Task statement: What follows is a listing; give it again exactly, in its entirety.

※ ※ ※

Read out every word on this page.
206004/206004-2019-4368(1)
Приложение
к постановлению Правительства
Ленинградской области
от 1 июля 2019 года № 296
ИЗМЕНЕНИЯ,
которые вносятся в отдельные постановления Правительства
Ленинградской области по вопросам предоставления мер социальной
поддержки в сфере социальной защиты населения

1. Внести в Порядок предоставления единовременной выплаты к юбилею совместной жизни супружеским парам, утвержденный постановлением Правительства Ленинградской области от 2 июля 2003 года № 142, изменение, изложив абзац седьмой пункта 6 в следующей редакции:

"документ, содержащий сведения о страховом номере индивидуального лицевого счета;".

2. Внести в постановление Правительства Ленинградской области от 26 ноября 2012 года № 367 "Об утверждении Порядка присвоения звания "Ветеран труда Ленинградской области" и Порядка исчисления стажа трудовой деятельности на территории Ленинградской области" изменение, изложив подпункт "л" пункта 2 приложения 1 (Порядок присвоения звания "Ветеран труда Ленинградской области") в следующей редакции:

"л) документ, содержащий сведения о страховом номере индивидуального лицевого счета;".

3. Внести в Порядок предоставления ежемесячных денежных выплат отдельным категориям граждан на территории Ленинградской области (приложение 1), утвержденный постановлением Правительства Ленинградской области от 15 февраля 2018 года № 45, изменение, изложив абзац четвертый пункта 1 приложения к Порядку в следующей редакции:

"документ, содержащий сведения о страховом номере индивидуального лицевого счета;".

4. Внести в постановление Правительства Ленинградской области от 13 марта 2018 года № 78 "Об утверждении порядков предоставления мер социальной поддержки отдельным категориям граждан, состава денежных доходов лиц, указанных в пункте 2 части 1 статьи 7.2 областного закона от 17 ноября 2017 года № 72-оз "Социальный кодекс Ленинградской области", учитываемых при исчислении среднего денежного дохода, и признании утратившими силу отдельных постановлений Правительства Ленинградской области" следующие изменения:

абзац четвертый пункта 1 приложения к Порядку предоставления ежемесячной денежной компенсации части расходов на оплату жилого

※ ※ ※

Reply:
Read out every word on this page.
206004/206004-2019-4368(1)
Приложение
к постановлению Правительства
Ленинградской области
от 1 июля 2019 года № 296
ИЗМЕНЕНИЯ,
которые вносятся в отдельные постановления Правительства
Ленинградской области по вопросам предоставления мер социальной
поддержки в сфере социальной защиты населения

1. Внести в Порядок предоставления единовременной выплаты к юбилею совместной жизни супружеским парам, утвержденный постановлением Правительства Ленинградской области от 2 июля 2003 года № 142, изменение, изложив абзац седьмой пункта 6 в следующей редакции:

"документ, содержащий сведения о страховом номере индивидуального лицевого счета;".

2. Внести в постановление Правительства Ленинградской области от 26 ноября 2012 года № 367 "Об утверждении Порядка присвоения звания "Ветеран труда Ленинградской области" и Порядка исчисления стажа трудовой деятельности на территории Ленинградской области" изменение, изложив подпункт "л" пункта 2 приложения 1 (Порядок присвоения звания "Ветеран труда Ленинградской области") в следующей редакции:

"л) документ, содержащий сведения о страховом номере индивидуального лицевого счета;".

3. Внести в Порядок предоставления ежемесячных денежных выплат отдельным категориям граждан на территории Ленинградской области (приложение 1), утвержденный постановлением Правительства Ленинградской области от 15 февраля 2018 года № 45, изменение, изложив абзац четвертый пункта 1 приложения к Порядку в следующей редакции:

"документ, содержащий сведения о страховом номере индивидуального лицевого счета;".

4. Внести в постановление Правительства Ленинградской области от 13 марта 2018 года № 78 "Об утверждении порядков предоставления мер социальной поддержки отдельным категориям граждан, состава денежных доходов лиц, указанных в пункте 2 части 1 статьи 7.2 областного закона от 17 ноября 2017 года № 72-оз "Социальный кодекс Ленинградской области", учитываемых при исчислении среднего денежного дохода, и признании утратившими силу отдельных постановлений Правительства Ленинградской области" следующие изменения:

абзац четвертый пункта 1 приложения к Порядку предоставления ежемесячной денежной компенсации части расходов на оплату жилого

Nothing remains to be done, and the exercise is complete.